**Records excerpted from a collection**
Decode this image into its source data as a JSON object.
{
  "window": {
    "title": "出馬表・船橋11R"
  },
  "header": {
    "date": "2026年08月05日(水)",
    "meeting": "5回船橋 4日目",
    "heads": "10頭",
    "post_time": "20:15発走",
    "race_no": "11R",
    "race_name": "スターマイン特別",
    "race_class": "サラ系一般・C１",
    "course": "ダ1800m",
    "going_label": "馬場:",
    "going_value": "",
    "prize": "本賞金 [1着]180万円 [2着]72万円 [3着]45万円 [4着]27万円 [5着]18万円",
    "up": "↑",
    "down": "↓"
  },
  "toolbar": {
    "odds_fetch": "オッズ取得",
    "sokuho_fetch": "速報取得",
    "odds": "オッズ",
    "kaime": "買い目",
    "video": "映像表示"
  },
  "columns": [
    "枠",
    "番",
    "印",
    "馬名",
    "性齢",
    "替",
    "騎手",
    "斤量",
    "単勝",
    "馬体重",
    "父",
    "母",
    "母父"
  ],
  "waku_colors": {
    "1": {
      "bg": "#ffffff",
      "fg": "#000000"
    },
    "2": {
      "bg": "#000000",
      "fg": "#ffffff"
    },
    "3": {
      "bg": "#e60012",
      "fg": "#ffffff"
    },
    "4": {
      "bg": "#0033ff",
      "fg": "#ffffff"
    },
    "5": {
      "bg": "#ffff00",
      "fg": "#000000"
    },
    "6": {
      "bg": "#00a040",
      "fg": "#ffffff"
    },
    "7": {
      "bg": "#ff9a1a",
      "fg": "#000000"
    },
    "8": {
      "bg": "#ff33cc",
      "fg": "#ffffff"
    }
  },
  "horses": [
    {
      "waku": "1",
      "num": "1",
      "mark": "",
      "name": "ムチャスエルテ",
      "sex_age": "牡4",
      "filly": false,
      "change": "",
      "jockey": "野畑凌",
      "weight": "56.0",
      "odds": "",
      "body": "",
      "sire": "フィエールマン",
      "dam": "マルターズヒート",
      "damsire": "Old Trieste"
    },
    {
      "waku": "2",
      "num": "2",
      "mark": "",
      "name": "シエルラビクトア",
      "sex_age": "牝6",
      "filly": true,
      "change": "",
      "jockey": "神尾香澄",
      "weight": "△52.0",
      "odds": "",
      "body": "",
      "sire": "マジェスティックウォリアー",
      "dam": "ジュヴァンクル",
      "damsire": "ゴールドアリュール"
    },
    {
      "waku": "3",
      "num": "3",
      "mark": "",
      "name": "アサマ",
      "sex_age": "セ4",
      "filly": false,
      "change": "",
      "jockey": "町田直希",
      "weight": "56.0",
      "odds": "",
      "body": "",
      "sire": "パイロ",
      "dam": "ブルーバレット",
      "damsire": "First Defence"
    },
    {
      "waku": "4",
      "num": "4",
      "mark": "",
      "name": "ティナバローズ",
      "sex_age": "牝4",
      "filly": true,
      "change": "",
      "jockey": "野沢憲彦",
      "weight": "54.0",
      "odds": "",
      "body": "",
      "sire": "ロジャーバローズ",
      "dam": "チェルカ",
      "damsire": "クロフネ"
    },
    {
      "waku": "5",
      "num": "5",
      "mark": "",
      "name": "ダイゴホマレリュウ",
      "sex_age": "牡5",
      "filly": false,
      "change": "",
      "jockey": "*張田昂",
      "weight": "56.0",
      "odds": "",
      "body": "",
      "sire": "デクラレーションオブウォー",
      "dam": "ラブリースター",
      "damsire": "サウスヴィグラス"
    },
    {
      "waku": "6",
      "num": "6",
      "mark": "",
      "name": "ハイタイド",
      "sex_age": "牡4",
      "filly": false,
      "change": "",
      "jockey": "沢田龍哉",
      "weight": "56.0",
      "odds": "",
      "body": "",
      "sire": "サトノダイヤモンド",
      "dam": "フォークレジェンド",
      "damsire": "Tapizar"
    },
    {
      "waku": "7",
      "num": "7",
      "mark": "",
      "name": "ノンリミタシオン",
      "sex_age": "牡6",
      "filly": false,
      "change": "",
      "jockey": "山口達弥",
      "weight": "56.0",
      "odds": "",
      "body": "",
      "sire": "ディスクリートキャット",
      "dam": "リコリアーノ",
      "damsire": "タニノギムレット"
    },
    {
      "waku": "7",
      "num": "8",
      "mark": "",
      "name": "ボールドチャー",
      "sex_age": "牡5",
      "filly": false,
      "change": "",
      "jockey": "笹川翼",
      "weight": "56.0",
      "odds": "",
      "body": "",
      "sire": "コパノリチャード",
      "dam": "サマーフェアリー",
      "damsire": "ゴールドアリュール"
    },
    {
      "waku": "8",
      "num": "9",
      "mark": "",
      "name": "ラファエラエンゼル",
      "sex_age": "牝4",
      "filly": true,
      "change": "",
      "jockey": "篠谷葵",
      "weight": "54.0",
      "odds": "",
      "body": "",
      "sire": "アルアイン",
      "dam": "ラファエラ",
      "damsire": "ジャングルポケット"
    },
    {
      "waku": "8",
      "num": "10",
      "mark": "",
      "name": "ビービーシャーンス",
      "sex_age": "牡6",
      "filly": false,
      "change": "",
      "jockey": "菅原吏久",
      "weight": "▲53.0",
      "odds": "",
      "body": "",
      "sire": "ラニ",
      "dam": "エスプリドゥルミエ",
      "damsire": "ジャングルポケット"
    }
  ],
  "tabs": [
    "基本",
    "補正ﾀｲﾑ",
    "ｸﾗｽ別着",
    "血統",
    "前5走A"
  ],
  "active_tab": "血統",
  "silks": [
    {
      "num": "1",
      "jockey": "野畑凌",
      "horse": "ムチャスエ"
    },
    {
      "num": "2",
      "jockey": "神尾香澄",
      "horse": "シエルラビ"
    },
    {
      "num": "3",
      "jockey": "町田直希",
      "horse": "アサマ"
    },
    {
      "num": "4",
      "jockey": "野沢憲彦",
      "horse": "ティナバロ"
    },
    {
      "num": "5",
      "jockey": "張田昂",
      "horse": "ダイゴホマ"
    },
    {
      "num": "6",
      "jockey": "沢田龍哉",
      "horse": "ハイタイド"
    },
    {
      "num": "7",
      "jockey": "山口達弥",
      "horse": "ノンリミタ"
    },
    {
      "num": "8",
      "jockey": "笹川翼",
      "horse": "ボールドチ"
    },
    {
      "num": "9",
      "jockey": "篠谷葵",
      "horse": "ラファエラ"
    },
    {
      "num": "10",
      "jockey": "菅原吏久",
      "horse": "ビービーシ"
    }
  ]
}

**Task brief**
Print every record above exactly as written.

**Response**
Decode this image into its source data as a JSON object.
{
  "window": {
    "title": "出馬表・船橋11R"
  },
  "header": {
    "date": "2026年08月05日(水)",
    "meeting": "5回船橋 4日目",
    "heads": "10頭",
    "post_time": "20:15発走",
    "race_no": "11R",
    "race_name": "スターマイン特別",
    "race_class": "サラ系一般・C１",
    "course": "ダ1800m",
    "going_label": "馬場:",
    "going_value": "",
    "prize": "本賞金 [1着]180万円 [2着]72万円 [3着]45万円 [4着]27万円 [5着]18万円",
    "up": "↑",
    "down": "↓"
  },
  "toolbar": {
    "odds_fetch": "オッズ取得",
    "sokuho_fetch": "速報取得",
    "odds": "オッズ",
    "kaime": "買い目",
    "video": "映像表示"
  },
  "columns": [
    "枠",
    "番",
    "印",
    "馬名",
    "性齢",
    "替",
    "騎手",
    "斤量",
    "単勝",
    "馬体重",
    "父",
    "母",
    "母父"
  ],
  "waku_colors": {
    "1": {
      "bg": "#ffffff",
      "fg": "#000000"
    },
    "2": {
      "bg": "#000000",
      "fg": "#ffffff"
    },
    "3": {
      "bg": "#e60012",
      "fg": "#ffffff"
    },
    "4": {
      "bg": "#0033ff",
      "fg": "#ffffff"
    },
    "5": {
      "bg": "#ffff00",
      "fg": "#000000"
    },
    "6": {
      "bg": "#00a040",
      "fg": "#ffffff"
    },
    "7": {
      "bg": "#ff9a1a",
      "fg": "#000000"
    },
    "8": {
      "bg": "#ff33cc",
      "fg": "#ffffff"
    }
  },
  "horses": [
    {
      "waku": "1",
      "num": "1",
      "mark": "",
      "name": "ムチャスエルテ",
      "sex_age": "牡4",
      "filly": false,
      "change": "",
      "jockey": "野畑凌",
      "weight": "56.0",
      "odds": "",
      "body": "",
      "sire": "フィエールマン",
      "dam": "マルターズヒート",
      "damsire": "Old Trieste"
    },
    {
      "waku": "2",
      "num": "2",
      "mark": "",
      "name": "シエルラビクトア",
      "sex_age": "牝6",
      "filly": true,
      "change": "",
      "jockey": "神尾香澄",
      "weight": "△52.0",
      "odds": "",
      "body": "",
      "sire": "マジェスティックウォリアー",
      "dam": "ジュヴァンクル",
      "damsire": "ゴールドアリュール"
    },
    {
      "waku": "3",
      "num": "3",
      "mark": "",
      "name": "アサマ",
      "sex_age": "セ4",
      "filly": false,
      "change": "",
      "jockey": "町田直希",
      "weight": "56.0",
      "odds": "",
      "body": "",
      "sire": "パイロ",
      "dam": "ブルーバレット",
      "damsire": "First Defence"
    },
    {
      "waku": "4",
      "num": "4",
      "mark": "",
      "name": "ティナバローズ",
      "sex_age": "牝4",
      "filly": true,
      "change": "",
      "jockey": "野沢憲彦",
      "weight": "54.0",
      "odds": "",
      "body": "",
      "sire": "ロジャーバローズ",
      "dam": "チェルカ",
      "damsire": "クロフネ"
    },
    {
      "waku": "5",
      "num": "5",
      "mark": "",
      "name": "ダイゴホマレリュウ",
      "sex_age": "牡5",
      "filly": false,
      "change": "",
      "jockey": "*張田昂",
      "weight": "56.0",
      "odds": "",
      "body": "",
      "sire": "デクラレーションオブウォー",
      "dam": "ラブリースター",
      "damsire": "サウスヴィグラス"
    },
    {
      "waku": "6",
      "num": "6",
      "mark": "",
      "name": "ハイタイド",
      "sex_age": "牡4",
      "filly": false,
      "change": "",
      "jockey": "沢田龍哉",
      "weight": "56.0",
      "odds": "",
      "body": "",
      "sire": "サトノダイヤモンド",
      "dam": "フォークレジェンド",
      "damsire": "Tapizar"
    },
    {
      "waku": "7",
      "num": "7",
      "mark": "",
      "name": "ノンリミタシオン",
      "sex_age": "牡6",
      "filly": false,
      "change": "",
      "jockey": "山口達弥",
      "weight": "56.0",
      "odds": "",
      "body": "",
      "sire": "ディスクリートキャット",
      "dam": "リコリアーノ",
      "damsire": "タニノギムレット"
    },
    {
      "waku": "7",
      "num": "8",
      "mark": "",
      "name": "ボールドチャー",
      "sex_age": "牡5",
      "filly": false,
      "change": "",
      "jockey": "笹川翼",
      "weight": "56.0",
      "odds": "",
      "body": "",
      "sire": "コパノリチャード",
      "dam": "サマーフェアリー",
      "damsire": "ゴールドアリュール"
    },
    {
      "waku": "8",
      "num": "9",
      "mark": "",
      "name": "ラファエラエンゼル",
      "sex_age": "牝4",
      "filly": true,
      "change": "",
      "jockey": "篠谷葵",
      "weight": "54.0",
      "odds": "",
      "body": "",
      "sire": "アルアイン",
      "dam": "ラファエラ",
      "damsire": "ジャングルポケット"
    },
    {
      "waku": "8",
      "num": "10",
      "mark": "",
      "name": "ビービーシャーンス",
      "sex_age": "牡6",
      "filly": false,
      "change": "",
      "jockey": "菅原吏久",
      "weight": "▲53.0",
      "odds": "",
      "body": "",
      "sire": "ラニ",
      "dam": "エスプリドゥルミエ",
      "damsire": "ジャングルポケット"
    }
  ],
  "tabs": [
    "基本",
    "補正ﾀｲﾑ",
    "ｸﾗｽ別着",
    "血統",
    "前5走A"
  ],
  "active_tab": "血統",
  "silks": [
    {
      "num": "1",
      "jockey": "野畑凌",
      "horse": "ムチャスエ"
    },
    {
      "num": "2",
      "jockey": "神尾香澄",
      "horse": "シエルラビ"
    },
    {
      "num": "3",
      "jockey": "町田直希",
      "horse": "アサマ"
    },
    {
      "num": "4",
      "jockey": "野沢憲彦",
      "horse": "ティナバロ"
    },
    {
      "num": "5",
      "jockey": "張田昂",
      "horse": "ダイゴホマ"
    },
    {
      "num": "6",
      "jockey": "沢田龍哉",
      "horse": "ハイタイド"
    },
    {
      "num": "7",
      "jockey": "山口達弥",
      "horse": "ノンリミタ"
    },
    {
      "num": "8",
      "jockey": "笹川翼",
      "horse": "ボールドチ"
    },
    {
      "num": "9",
      "jockey": "篠谷葵",
      "horse": "ラファエラ"
    },
    {
      "num": "10",
      "jockey": "菅原吏久",
      "horse": "ビービーシ"
    }
  ]
}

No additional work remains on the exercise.